▶ _Information shown_

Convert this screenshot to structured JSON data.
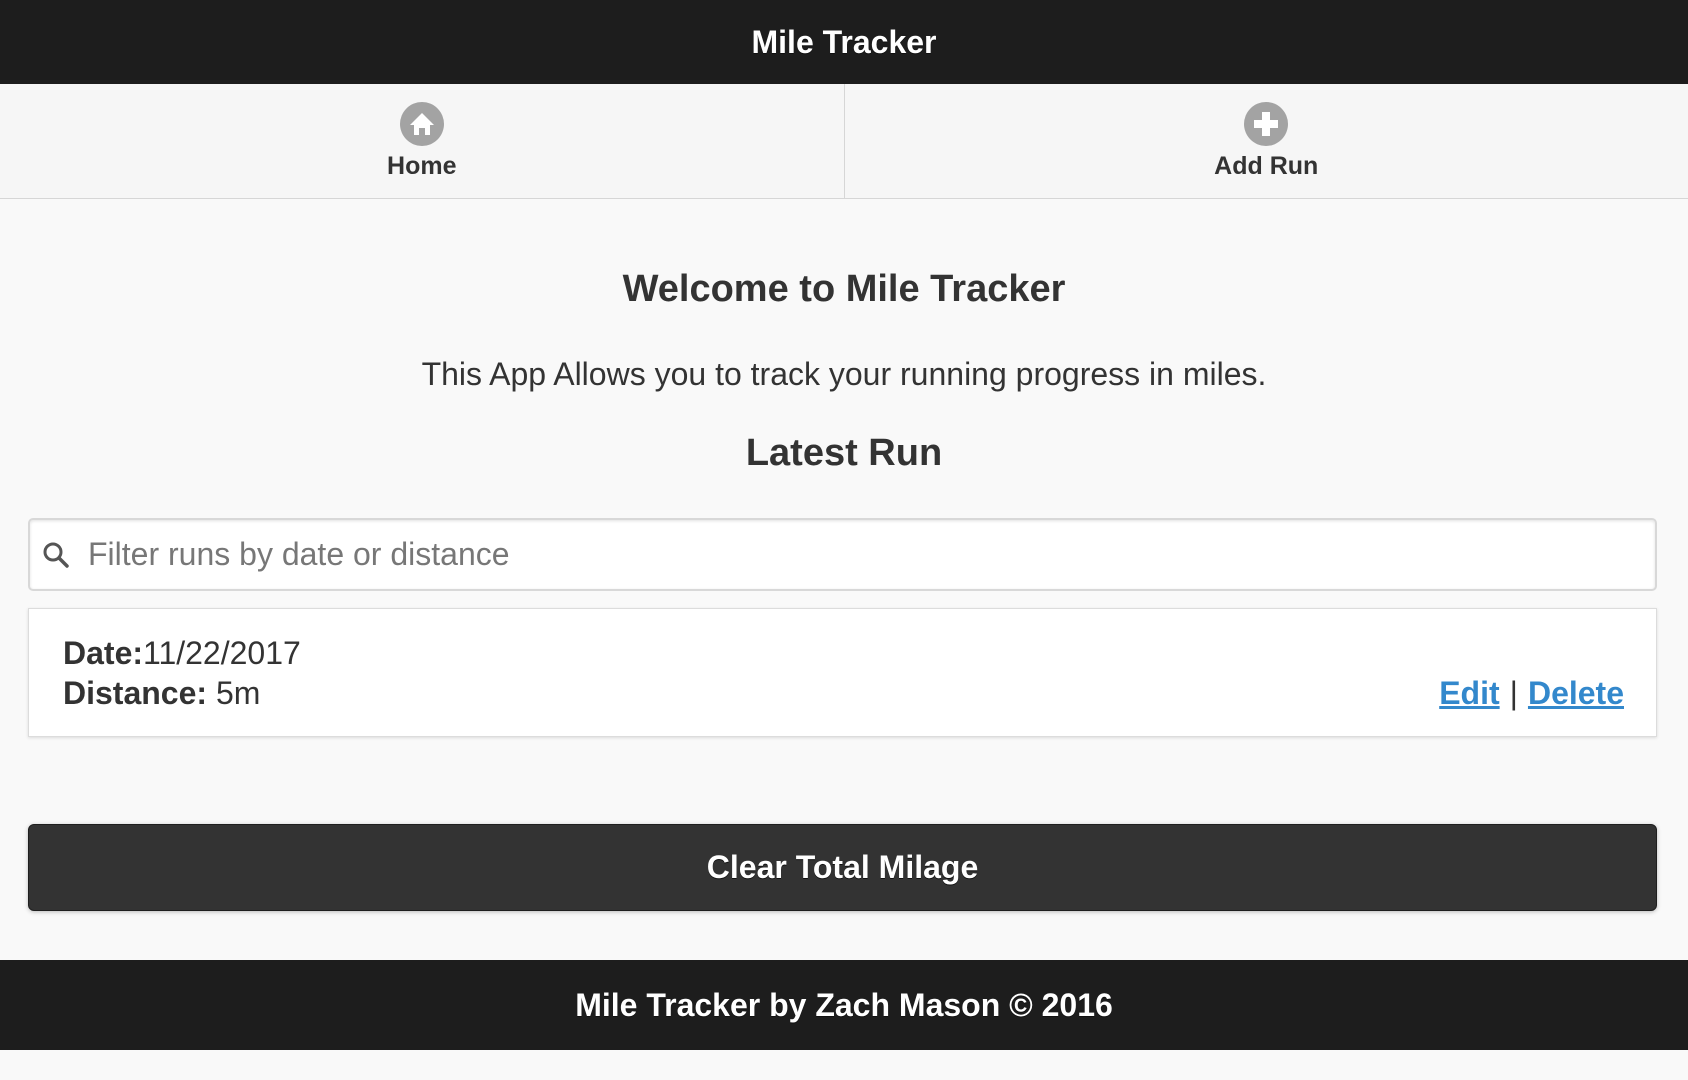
{
  "header": {
    "title": "Mile Tracker"
  },
  "nav": {
    "items": [
      {
        "label": "Home",
        "icon": "home-icon"
      },
      {
        "label": "Add Run",
        "icon": "plus-icon"
      }
    ]
  },
  "main": {
    "welcome": "Welcome to Mile Tracker",
    "tagline": "This App Allows you to track your running progress in miles.",
    "latest_heading": "Latest Run",
    "search": {
      "placeholder": "Filter runs by date or distance",
      "value": "",
      "icon": "search-icon"
    },
    "run": {
      "date_label": "Date:",
      "date_value": "11/22/2017",
      "distance_label": "Distance:",
      "distance_value": " 5m",
      "edit_label": "Edit",
      "separator": "|",
      "delete_label": "Delete"
    },
    "clear_button_label": "Clear Total Milage"
  },
  "footer": {
    "text": "Mile Tracker by Zach Mason © 2016"
  },
  "colors": {
    "header_bg": "#1d1d1d",
    "link": "#3388cc",
    "button_bg": "#333333",
    "icon_gray": "#a3a3a3"
  }
}
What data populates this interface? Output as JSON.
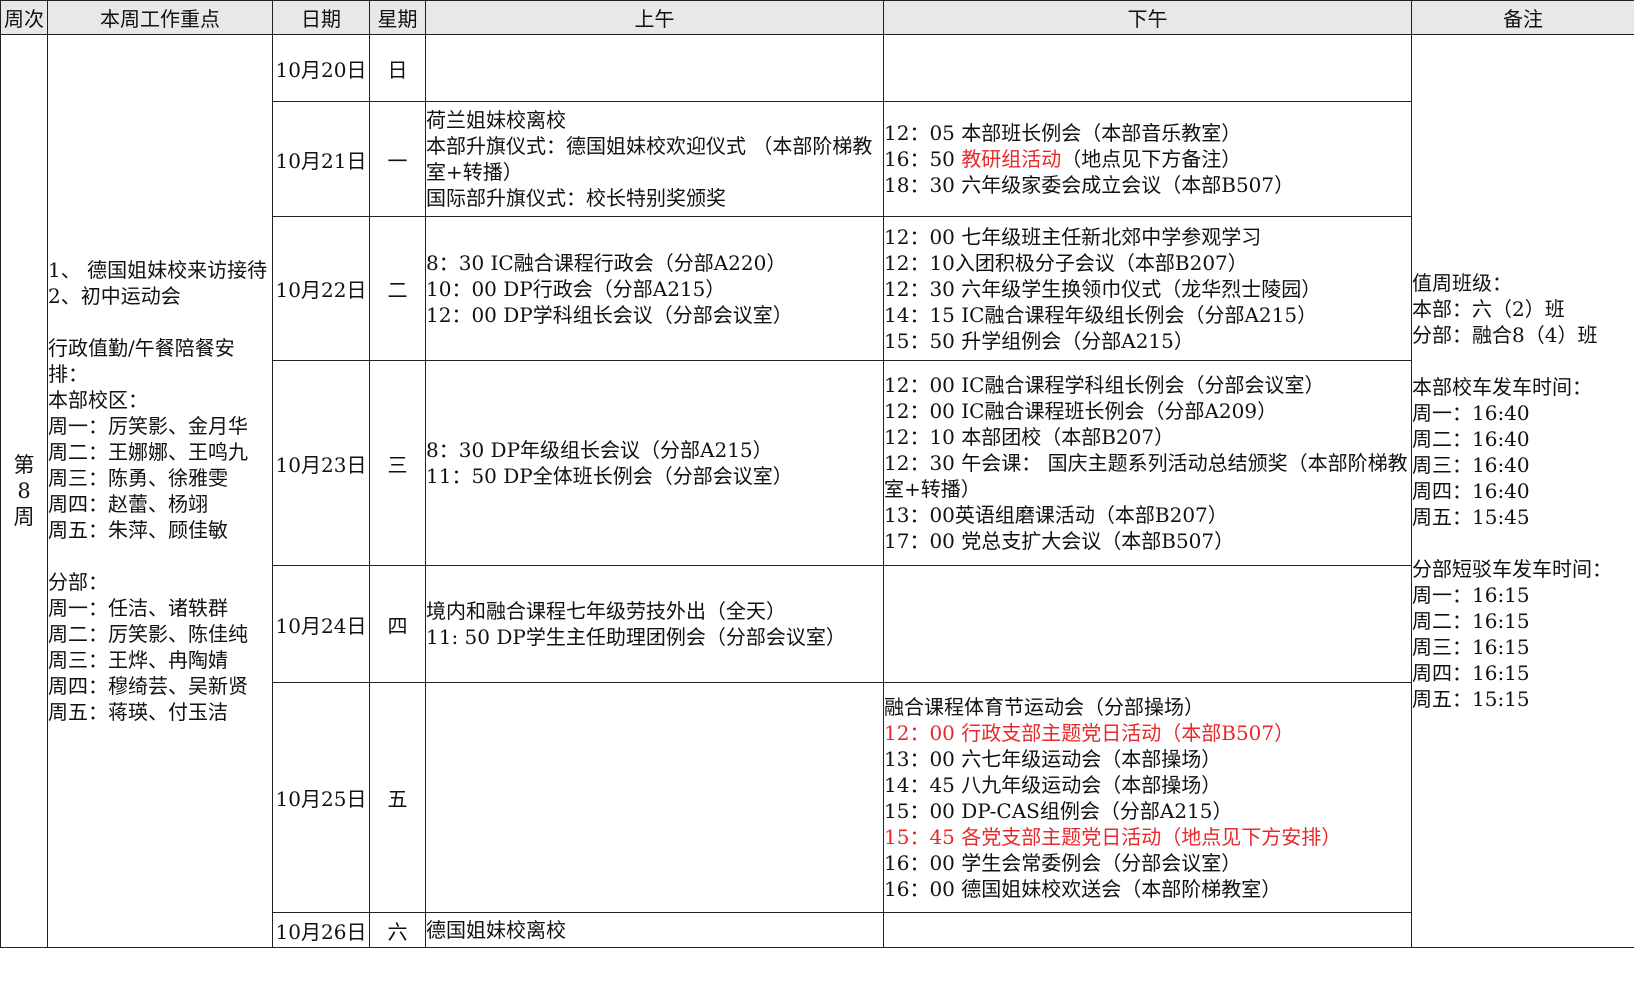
{
  "headers": {
    "week": "周次",
    "focus": "本周工作重点",
    "date": "日期",
    "weekday": "星期",
    "morning": "上午",
    "afternoon": "下午",
    "notes": "备注"
  },
  "week_label": [
    "第",
    "8",
    "周"
  ],
  "focus": {
    "item1": "1、 德国姐妹校来访接待",
    "item2": "2、初中运动会",
    "duty_title": "行政值勤/午餐陪餐安排：",
    "main_campus_title": "本部校区：",
    "main_campus": [
      "周一：厉笑影、金月华",
      "周二：王娜娜、王鸣九",
      "周三：陈勇、徐雅雯",
      "周四：赵蕾、杨翊",
      "周五：朱萍、顾佳敏"
    ],
    "branch_title": "分部：",
    "branch": [
      "周一：任洁、诸轶群",
      "周二：厉笑影、陈佳纯",
      "周三：王烨、冉陶婧",
      "周四：穆绮芸、吴新贤",
      "周五：蒋瑛、付玉洁"
    ]
  },
  "days": [
    {
      "date": "10月20日",
      "weekday": "日",
      "am": [],
      "pm": []
    },
    {
      "date": "10月21日",
      "weekday": "一",
      "am": [
        "荷兰姐妹校离校",
        "本部升旗仪式：德国姐妹校欢迎仪式 （本部阶梯教室+转播）",
        "国际部升旗仪式：校长特别奖颁奖"
      ],
      "pm": [
        "12：05 本部班长例会（本部音乐教室）",
        "16：50 ",
        "教研组活动",
        "（地点见下方备注）",
        "18：30 六年级家委会成立会议（本部B507）"
      ]
    },
    {
      "date": "10月22日",
      "weekday": "二",
      "am": [
        "8：30 IC融合课程行政会（分部A220）",
        "10：00 DP行政会（分部A215）",
        "12：00 DP学科组长会议（分部会议室）"
      ],
      "pm": [
        "12：00 七年级班主任新北郊中学参观学习",
        "12：10入团积极分子会议（本部B207）",
        "12：30 六年级学生换领巾仪式（龙华烈士陵园）",
        "14：15 IC融合课程年级组长例会（分部A215）",
        "15：50 升学组例会（分部A215）"
      ]
    },
    {
      "date": "10月23日",
      "weekday": "三",
      "am": [
        "8：30 DP年级组长会议（分部A215）",
        "11：50 DP全体班长例会（分部会议室）"
      ],
      "pm": [
        "12：00 IC融合课程学科组长例会（分部会议室）",
        "12：00 IC融合课程班长例会（分部A209）",
        "12：10 本部团校（本部B207）",
        "12：30 午会课： 国庆主题系列活动总结颁奖（本部阶梯教室+转播）",
        "13：00英语组磨课活动（本部B207）",
        "17：00 党总支扩大会议（本部B507）"
      ]
    },
    {
      "date": "10月24日",
      "weekday": "四",
      "am": [
        "境内和融合课程七年级劳技外出（全天）",
        "11: 50 DP学生主任助理团例会（分部会议室）"
      ],
      "pm": []
    },
    {
      "date": "10月25日",
      "weekday": "五",
      "am": [],
      "pm": [
        "融合课程体育节运动会（分部操场）",
        "12：00 行政支部主题党日活动（本部B507）",
        "13：00 六七年级运动会（本部操场）",
        "14：45 八九年级运动会（本部操场）",
        "15：00 DP-CAS组例会（分部A215）",
        "15：45 各党支部主题党日活动（地点见下方安排）",
        "16：00 学生会常委例会（分部会议室）",
        "16：00 德国姐妹校欢送会（本部阶梯教室）"
      ]
    },
    {
      "date": "10月26日",
      "weekday": "六",
      "am": [
        "德国姐妹校离校"
      ],
      "pm": []
    }
  ],
  "notes": {
    "duty_class_title": "值周班级：",
    "duty_class": [
      "本部：六（2）班",
      "分部：融合8（4）班"
    ],
    "bus_title": "本部校车发车时间：",
    "bus": [
      "周一：16:40",
      "周二：16:40",
      "周三：16:40",
      "周四：16:40",
      "周五：15:45"
    ],
    "shuttle_title": "分部短驳车发车时间：",
    "shuttle": [
      "周一：16:15",
      "周二：16:15",
      "周三：16:15",
      "周四：16:15",
      "周五：15:15"
    ]
  },
  "colors": {
    "highlight": "#e8282a",
    "header_bg": "#e8e8e8",
    "border": "#222222"
  }
}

▶ _What is required_
Which lines hold the word "JSON"? Copy each of them from the records.

▶ _Exercise result_
Convert this screenshot to structured JSON data.
What data populates this interface? Output as JSON.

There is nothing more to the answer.